### [Page extract]
Cult-like behaviour [was Re: Kindness]

Bart bc at freeuk.com
Sat Jul 14 06:59:38 EDT 2018


On 14/07/2018 10:09, Christian Gollwitzer wrote:
> Am 14.07.18 um 10:00 schrieb Marko Rauhamaa:
>> Steven D'Aprano <steve+comp.lang.python at pearwood.info>:
>>> Apparently Marko didn't notice the irony of suggesting that we display
>>> excessive commitment to GvR
>>
>> The object of the "cult" isn't GvR, it's Python itself.
>>
> 
> I agree with this observation and it feels quite strange to me. I 
> regularly use three languages (C++, Python and Tcl), all three are under 
> active development, and IMHO all of them have flaws, there are is always 
> something which is elegantly solved in one system but needs more work in 
> another.
> 
> But only in the Python community I have seen a strange "worship" of the 
> language of choice, the believe it is 100% perfect. If something isn't 
> available, then "Python doesn't need it. It's missing for a reason! 
> You're holding ot wrong!" This opinion is not so prevalent in other 
> communities. Of course, C++ programmers also think that C++ is the best 
> language, but they regularly admit that Python does have an edge in 
> clear syntax sometimes.
> 
> Typical conversation on this list / newsgroup:
> 
> Q: "I could need a ?: operator just like in C. Is there something like 
> that in Python?"
> 
> A1: "No. You don't want it. It makes the code confusing. You said, you 
> have a problem, you tried ?: - now you have two problems."

### [Entries supplied]
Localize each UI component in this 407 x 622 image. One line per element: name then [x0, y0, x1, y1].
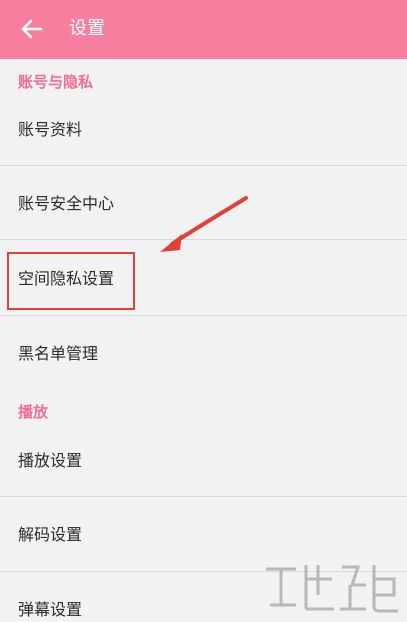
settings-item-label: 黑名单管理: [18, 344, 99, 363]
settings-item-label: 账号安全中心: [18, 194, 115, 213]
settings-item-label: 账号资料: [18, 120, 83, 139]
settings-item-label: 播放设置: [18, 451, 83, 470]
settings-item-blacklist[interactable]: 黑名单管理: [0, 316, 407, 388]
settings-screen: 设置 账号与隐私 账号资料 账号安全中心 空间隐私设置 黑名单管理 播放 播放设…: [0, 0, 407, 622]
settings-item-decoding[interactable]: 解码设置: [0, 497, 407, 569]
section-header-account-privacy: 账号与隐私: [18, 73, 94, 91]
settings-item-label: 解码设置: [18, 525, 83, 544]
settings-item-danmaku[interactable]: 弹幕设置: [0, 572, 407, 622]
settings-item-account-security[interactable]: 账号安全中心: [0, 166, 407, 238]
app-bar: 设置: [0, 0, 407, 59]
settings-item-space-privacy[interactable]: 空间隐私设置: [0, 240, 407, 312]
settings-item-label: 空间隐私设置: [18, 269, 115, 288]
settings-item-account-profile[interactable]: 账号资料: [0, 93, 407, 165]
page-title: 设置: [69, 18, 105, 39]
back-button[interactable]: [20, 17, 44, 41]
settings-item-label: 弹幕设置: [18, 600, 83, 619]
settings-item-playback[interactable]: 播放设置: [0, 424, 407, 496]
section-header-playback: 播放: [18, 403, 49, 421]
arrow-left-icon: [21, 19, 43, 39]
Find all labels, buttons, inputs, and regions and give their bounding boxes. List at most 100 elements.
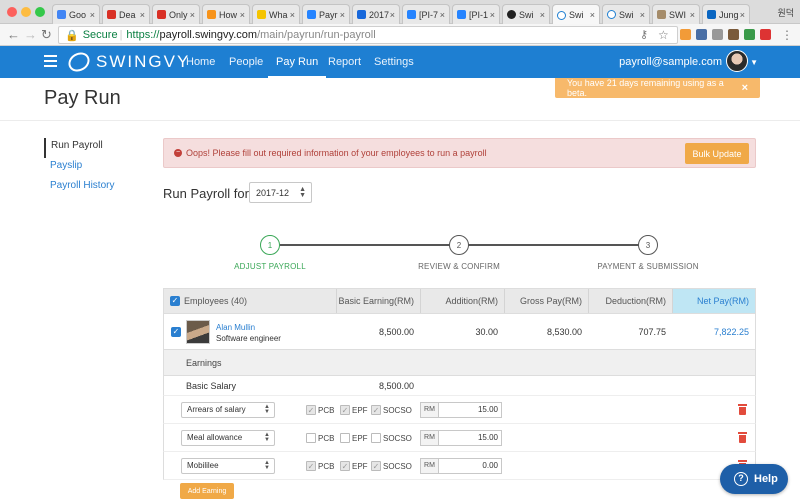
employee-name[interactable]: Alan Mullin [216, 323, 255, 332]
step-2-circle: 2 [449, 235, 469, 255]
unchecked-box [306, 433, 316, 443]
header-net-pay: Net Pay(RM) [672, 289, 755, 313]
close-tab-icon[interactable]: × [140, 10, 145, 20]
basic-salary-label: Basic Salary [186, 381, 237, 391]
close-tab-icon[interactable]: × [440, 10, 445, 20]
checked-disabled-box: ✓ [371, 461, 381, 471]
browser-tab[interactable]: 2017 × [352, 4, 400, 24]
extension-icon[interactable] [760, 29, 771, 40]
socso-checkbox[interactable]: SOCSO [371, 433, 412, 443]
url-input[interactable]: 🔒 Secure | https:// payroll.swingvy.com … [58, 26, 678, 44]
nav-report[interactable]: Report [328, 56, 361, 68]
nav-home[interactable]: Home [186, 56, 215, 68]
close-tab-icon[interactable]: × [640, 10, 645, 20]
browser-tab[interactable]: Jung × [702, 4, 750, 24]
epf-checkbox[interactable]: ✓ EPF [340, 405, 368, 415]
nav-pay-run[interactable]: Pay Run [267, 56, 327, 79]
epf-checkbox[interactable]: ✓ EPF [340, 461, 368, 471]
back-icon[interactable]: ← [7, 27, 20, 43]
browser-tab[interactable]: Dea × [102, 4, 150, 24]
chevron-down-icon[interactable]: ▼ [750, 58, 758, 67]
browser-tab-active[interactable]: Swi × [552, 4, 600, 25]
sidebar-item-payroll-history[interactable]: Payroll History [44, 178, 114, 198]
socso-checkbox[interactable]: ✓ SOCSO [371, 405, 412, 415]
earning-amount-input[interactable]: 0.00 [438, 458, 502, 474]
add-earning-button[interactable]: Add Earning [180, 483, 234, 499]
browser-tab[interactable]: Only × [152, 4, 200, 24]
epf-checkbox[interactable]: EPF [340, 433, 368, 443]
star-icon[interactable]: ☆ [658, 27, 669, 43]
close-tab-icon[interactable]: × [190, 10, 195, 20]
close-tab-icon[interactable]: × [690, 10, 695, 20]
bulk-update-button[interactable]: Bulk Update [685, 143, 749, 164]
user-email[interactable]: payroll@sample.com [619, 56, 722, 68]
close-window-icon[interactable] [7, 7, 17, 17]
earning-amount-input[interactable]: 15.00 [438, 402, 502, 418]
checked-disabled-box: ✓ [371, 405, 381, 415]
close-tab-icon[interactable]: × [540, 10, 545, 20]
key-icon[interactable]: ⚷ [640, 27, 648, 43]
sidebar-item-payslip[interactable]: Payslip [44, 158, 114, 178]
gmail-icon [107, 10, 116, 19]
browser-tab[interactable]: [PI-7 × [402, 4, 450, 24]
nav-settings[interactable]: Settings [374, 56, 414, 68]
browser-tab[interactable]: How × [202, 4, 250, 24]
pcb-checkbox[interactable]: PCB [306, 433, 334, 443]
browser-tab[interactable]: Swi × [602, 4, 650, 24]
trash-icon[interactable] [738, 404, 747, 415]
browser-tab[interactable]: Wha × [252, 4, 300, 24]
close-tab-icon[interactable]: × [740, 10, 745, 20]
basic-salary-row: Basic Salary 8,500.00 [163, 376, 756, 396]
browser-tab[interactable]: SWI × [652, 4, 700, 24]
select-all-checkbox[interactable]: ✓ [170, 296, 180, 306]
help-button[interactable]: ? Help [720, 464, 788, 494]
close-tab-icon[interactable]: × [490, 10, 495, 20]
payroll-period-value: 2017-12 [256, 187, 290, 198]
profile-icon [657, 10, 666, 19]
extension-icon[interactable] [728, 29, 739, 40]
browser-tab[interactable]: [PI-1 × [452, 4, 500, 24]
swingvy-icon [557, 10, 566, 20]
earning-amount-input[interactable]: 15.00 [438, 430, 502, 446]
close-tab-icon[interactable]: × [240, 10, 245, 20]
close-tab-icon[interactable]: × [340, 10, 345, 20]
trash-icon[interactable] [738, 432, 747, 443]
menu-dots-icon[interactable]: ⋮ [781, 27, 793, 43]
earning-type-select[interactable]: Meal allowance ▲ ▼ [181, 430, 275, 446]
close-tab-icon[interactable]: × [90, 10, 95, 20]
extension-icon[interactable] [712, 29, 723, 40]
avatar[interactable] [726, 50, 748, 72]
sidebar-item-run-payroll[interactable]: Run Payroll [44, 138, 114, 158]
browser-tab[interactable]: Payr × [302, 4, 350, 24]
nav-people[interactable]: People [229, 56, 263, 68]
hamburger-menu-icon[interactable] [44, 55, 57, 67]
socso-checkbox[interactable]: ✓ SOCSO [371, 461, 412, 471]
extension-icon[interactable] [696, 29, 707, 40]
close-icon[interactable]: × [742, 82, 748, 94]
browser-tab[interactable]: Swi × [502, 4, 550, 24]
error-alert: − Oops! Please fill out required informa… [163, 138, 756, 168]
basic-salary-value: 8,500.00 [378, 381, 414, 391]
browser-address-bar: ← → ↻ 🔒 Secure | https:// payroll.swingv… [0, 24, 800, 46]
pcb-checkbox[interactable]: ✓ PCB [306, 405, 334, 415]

### [Problem to work on]
In the post on cult-like behaviour, which three languages does Christian Gollwitzer say he regularly uses? Please answer in a few words.

### [Answer]
C++, Python and Tcl.